Items from a data source
-- Start --
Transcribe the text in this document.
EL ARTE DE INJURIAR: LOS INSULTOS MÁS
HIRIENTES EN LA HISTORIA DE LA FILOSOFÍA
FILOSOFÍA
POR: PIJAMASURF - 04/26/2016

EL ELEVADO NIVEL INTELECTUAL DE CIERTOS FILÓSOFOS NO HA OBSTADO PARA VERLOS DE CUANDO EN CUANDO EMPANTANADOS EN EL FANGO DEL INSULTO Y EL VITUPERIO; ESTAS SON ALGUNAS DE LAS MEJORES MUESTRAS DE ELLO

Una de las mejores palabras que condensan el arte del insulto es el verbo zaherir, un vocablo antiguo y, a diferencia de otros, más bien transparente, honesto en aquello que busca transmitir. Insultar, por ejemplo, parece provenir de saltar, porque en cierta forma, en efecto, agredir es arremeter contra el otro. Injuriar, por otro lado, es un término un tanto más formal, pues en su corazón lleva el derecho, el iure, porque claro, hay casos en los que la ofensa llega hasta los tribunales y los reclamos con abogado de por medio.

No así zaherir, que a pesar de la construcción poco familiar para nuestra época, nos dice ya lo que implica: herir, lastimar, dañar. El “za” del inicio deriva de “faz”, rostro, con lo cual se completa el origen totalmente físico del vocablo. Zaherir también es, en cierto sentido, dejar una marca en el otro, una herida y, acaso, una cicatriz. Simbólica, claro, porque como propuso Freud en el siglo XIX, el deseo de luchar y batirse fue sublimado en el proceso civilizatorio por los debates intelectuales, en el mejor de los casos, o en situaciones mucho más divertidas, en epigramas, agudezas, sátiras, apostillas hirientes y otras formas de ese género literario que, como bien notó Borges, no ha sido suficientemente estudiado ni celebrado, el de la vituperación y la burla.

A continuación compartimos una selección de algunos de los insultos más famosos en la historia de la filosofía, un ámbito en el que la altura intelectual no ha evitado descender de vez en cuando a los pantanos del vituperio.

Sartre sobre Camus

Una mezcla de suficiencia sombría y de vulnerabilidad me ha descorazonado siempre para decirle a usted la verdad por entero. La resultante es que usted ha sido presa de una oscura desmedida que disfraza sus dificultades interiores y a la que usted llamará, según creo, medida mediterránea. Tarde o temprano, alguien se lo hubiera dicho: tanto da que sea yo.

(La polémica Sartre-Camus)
-- End --
=== Your instructions ===
Return every entry exactly as given.

=== Exercise output ===
Transcribe the text in this document.
EL ARTE DE INJURIAR: LOS INSULTOS MÁS
HIRIENTES EN LA HISTORIA DE LA FILOSOFÍA
FILOSOFÍA
POR: PIJAMASURF - 04/26/2016

EL ELEVADO NIVEL INTELECTUAL DE CIERTOS FILÓSOFOS NO HA OBSTADO PARA VERLOS DE CUANDO EN CUANDO EMPANTANADOS EN EL FANGO DEL INSULTO Y EL VITUPERIO; ESTAS SON ALGUNAS DE LAS MEJORES MUESTRAS DE ELLO

Una de las mejores palabras que condensan el arte del insulto es el verbo zaherir, un vocablo antiguo y, a diferencia de otros, más bien transparente, honesto en aquello que busca transmitir. Insultar, por ejemplo, parece provenir de saltar, porque en cierta forma, en efecto, agredir es arremeter contra el otro. Injuriar, por otro lado, es un término un tanto más formal, pues en su corazón lleva el derecho, el iure, porque claro, hay casos en los que la ofensa llega hasta los tribunales y los reclamos con abogado de por medio.

No así zaherir, que a pesar de la construcción poco familiar para nuestra época, nos dice ya lo que implica: herir, lastimar, dañar. El “za” del inicio deriva de “faz”, rostro, con lo cual se completa el origen totalmente físico del vocablo. Zaherir también es, en cierto sentido, dejar una marca en el otro, una herida y, acaso, una cicatriz. Simbólica, claro, porque como propuso Freud en el siglo XIX, el deseo de luchar y batirse fue sublimado en el proceso civilizatorio por los debates intelectuales, en el mejor de los casos, o en situaciones mucho más divertidas, en epigramas, agudezas, sátiras, apostillas hirientes y otras formas de ese género literario que, como bien notó Borges, no ha sido suficientemente estudiado ni celebrado, el de la vituperación y la burla.

A continuación compartimos una selección de algunos de los insultos más famosos en la historia de la filosofía, un ámbito en el que la altura intelectual no ha evitado descender de vez en cuando a los pantanos del vituperio.

Sartre sobre Camus

Una mezcla de suficiencia sombría y de vulnerabilidad me ha descorazonado siempre para decirle a usted la verdad por entero. La resultante es que usted ha sido presa de una oscura desmedida que disfraza sus dificultades interiores y a la que usted llamará, según creo, medida mediterránea. Tarde o temprano, alguien se lo hubiera dicho: tanto da que sea yo.

(La polémica Sartre-Camus)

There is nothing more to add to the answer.